WORK INSTRUCTIONS:
Each entry below is to be printed verbatim.

ENTRIES:

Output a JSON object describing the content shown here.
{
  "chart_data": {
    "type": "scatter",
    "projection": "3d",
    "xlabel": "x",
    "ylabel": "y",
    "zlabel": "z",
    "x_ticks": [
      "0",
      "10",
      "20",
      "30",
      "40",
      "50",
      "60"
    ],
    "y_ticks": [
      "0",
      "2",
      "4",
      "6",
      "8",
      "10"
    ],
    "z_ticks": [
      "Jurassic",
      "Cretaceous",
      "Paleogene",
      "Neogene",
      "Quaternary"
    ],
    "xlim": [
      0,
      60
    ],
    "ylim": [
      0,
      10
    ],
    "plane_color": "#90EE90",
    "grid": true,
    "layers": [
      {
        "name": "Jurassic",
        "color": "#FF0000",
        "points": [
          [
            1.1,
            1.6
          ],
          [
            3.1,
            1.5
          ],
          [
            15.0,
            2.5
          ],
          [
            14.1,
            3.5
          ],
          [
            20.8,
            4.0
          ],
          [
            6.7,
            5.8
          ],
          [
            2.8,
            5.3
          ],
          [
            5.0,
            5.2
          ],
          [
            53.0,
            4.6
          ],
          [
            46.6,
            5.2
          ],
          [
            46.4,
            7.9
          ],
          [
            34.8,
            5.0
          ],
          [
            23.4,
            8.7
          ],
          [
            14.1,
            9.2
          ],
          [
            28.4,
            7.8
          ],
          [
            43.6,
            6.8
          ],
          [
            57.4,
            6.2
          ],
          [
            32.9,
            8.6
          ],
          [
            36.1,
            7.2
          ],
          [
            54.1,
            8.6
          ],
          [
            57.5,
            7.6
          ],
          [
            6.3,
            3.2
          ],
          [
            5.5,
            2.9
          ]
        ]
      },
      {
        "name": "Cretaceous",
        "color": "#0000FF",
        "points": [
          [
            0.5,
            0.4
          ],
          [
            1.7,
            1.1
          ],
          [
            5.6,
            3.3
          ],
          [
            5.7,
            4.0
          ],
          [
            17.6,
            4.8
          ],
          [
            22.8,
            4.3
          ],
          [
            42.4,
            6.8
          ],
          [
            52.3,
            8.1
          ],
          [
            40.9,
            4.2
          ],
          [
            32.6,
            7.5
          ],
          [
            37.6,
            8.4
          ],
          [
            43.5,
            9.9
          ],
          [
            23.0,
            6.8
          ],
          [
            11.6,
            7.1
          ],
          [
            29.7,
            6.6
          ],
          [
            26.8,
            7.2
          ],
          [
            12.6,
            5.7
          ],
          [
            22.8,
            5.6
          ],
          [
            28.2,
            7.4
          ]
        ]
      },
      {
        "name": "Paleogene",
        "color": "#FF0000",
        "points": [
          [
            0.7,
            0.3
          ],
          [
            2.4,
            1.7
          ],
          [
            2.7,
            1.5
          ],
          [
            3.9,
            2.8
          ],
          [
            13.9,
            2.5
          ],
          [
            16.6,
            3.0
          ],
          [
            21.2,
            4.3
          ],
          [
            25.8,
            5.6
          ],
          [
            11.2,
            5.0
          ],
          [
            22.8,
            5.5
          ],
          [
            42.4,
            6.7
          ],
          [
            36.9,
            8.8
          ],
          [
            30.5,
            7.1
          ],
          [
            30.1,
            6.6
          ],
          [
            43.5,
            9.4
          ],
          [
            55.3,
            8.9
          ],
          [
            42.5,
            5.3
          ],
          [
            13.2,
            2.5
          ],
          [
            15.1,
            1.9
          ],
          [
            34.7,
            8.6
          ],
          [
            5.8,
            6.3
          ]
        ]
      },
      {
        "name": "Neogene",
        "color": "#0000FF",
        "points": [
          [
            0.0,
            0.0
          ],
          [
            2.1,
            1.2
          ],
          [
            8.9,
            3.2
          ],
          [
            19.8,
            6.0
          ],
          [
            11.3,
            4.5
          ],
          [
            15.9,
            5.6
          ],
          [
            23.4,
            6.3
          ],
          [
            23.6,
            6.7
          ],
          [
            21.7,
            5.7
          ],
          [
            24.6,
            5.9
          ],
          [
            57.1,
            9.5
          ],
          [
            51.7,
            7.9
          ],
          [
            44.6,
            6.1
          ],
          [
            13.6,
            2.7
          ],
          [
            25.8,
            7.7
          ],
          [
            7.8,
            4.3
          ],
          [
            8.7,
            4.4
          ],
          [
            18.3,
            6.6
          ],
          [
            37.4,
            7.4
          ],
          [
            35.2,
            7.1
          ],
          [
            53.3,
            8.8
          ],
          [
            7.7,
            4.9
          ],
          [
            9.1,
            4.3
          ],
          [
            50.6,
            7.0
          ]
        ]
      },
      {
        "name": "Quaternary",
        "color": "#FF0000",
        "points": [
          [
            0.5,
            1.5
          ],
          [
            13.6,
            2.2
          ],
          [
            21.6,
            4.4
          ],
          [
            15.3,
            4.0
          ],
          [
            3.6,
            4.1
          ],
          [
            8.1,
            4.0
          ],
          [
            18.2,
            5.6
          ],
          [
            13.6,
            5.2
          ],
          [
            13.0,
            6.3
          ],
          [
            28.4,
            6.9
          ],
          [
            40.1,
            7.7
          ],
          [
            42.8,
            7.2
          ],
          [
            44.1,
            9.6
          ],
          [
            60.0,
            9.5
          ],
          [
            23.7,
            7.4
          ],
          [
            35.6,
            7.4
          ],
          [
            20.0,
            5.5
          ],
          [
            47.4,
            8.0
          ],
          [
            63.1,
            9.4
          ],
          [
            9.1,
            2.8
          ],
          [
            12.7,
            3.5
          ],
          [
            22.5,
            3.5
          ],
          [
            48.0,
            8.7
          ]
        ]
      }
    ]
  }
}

FULL OUTPUT:
Output a JSON object describing the content shown here.
{
  "chart_data": {
    "type": "scatter",
    "projection": "3d",
    "xlabel": "x",
    "ylabel": "y",
    "zlabel": "z",
    "x_ticks": [
      "0",
      "10",
      "20",
      "30",
      "40",
      "50",
      "60"
    ],
    "y_ticks": [
      "0",
      "2",
      "4",
      "6",
      "8",
      "10"
    ],
    "z_ticks": [
      "Jurassic",
      "Cretaceous",
      "Paleogene",
      "Neogene",
      "Quaternary"
    ],
    "xlim": [
      0,
      60
    ],
    "ylim": [
      0,
      10
    ],
    "plane_color": "#90EE90",
    "grid": true,
    "layers": [
      {
        "name": "Jurassic",
        "color": "#FF0000",
        "points": [
          [
            1.1,
            1.6
          ],
          [
            3.1,
            1.5
          ],
          [
            15.0,
            2.5
          ],
          [
            14.1,
            3.5
          ],
          [
            20.8,
            4.0
          ],
          [
            6.7,
            5.8
          ],
          [
            2.8,
            5.3
          ],
          [
            5.0,
            5.2
          ],
          [
            53.0,
            4.6
          ],
          [
            46.6,
            5.2
          ],
          [
            46.4,
            7.9
          ],
          [
            34.8,
            5.0
          ],
          [
            23.4,
            8.7
          ],
          [
            14.1,
            9.2
          ],
          [
            28.4,
            7.8
          ],
          [
            43.6,
            6.8
          ],
          [
            57.4,
            6.2
          ],
          [
            32.9,
            8.6
          ],
          [
            36.1,
            7.2
          ],
          [
            54.1,
            8.6
          ],
          [
            57.5,
            7.6
          ],
          [
            6.3,
            3.2
          ],
          [
            5.5,
            2.9
          ]
        ]
      },
      {
        "name": "Cretaceous",
        "color": "#0000FF",
        "points": [
          [
            0.5,
            0.4
          ],
          [
            1.7,
            1.1
          ],
          [
            5.6,
            3.3
          ],
          [
            5.7,
            4.0
          ],
          [
            17.6,
            4.8
          ],
          [
            22.8,
            4.3
          ],
          [
            42.4,
            6.8
          ],
          [
            52.3,
            8.1
          ],
          [
            40.9,
            4.2
          ],
          [
            32.6,
            7.5
          ],
          [
            37.6,
            8.4
          ],
          [
            43.5,
            9.9
          ],
          [
            23.0,
            6.8
          ],
          [
            11.6,
            7.1
          ],
          [
            29.7,
            6.6
          ],
          [
            26.8,
            7.2
          ],
          [
            12.6,
            5.7
          ],
          [
            22.8,
            5.6
          ],
          [
            28.2,
            7.4
          ]
        ]
      },
      {
        "name": "Paleogene",
        "color": "#FF0000",
        "points": [
          [
            0.7,
            0.3
          ],
          [
            2.4,
            1.7
          ],
          [
            2.7,
            1.5
          ],
          [
            3.9,
            2.8
          ],
          [
            13.9,
            2.5
          ],
          [
            16.6,
            3.0
          ],
          [
            21.2,
            4.3
          ],
          [
            25.8,
            5.6
          ],
          [
            11.2,
            5.0
          ],
          [
            22.8,
            5.5
          ],
          [
            42.4,
            6.7
          ],
          [
            36.9,
            8.8
          ],
          [
            30.5,
            7.1
          ],
          [
            30.1,
            6.6
          ],
          [
            43.5,
            9.4
          ],
          [
            55.3,
            8.9
          ],
          [
            42.5,
            5.3
          ],
          [
            13.2,
            2.5
          ],
          [
            15.1,
            1.9
          ],
          [
            34.7,
            8.6
          ],
          [
            5.8,
            6.3
          ]
        ]
      },
      {
        "name": "Neogene",
        "color": "#0000FF",
        "points": [
          [
            0.0,
            0.0
          ],
          [
            2.1,
            1.2
          ],
          [
            8.9,
            3.2
          ],
          [
            19.8,
            6.0
          ],
          [
            11.3,
            4.5
          ],
          [
            15.9,
            5.6
          ],
          [
            23.4,
            6.3
          ],
          [
            23.6,
            6.7
          ],
          [
            21.7,
            5.7
          ],
          [
            24.6,
            5.9
          ],
          [
            57.1,
            9.5
          ],
          [
            51.7,
            7.9
          ],
          [
            44.6,
            6.1
          ],
          [
            13.6,
            2.7
          ],
          [
            25.8,
            7.7
          ],
          [
            7.8,
            4.3
          ],
          [
            8.7,
            4.4
          ],
          [
            18.3,
            6.6
          ],
          [
            37.4,
            7.4
          ],
          [
            35.2,
            7.1
          ],
          [
            53.3,
            8.8
          ],
          [
            7.7,
            4.9
          ],
          [
            9.1,
            4.3
          ],
          [
            50.6,
            7.0
          ]
        ]
      },
      {
        "name": "Quaternary",
        "color": "#FF0000",
        "points": [
          [
            0.5,
            1.5
          ],
          [
            13.6,
            2.2
          ],
          [
            21.6,
            4.4
          ],
          [
            15.3,
            4.0
          ],
          [
            3.6,
            4.1
          ],
          [
            8.1,
            4.0
          ],
          [
            18.2,
            5.6
          ],
          [
            13.6,
            5.2
          ],
          [
            13.0,
            6.3
          ],
          [
            28.4,
            6.9
          ],
          [
            40.1,
            7.7
          ],
          [
            42.8,
            7.2
          ],
          [
            44.1,
            9.6
          ],
          [
            60.0,
            9.5
          ],
          [
            23.7,
            7.4
          ],
          [
            35.6,
            7.4
          ],
          [
            20.0,
            5.5
          ],
          [
            47.4,
            8.0
          ],
          [
            63.1,
            9.4
          ],
          [
            9.1,
            2.8
          ],
          [
            12.7,
            3.5
          ],
          [
            22.5,
            3.5
          ],
          [
            48.0,
            8.7
          ]
        ]
      }
    ]
  }
}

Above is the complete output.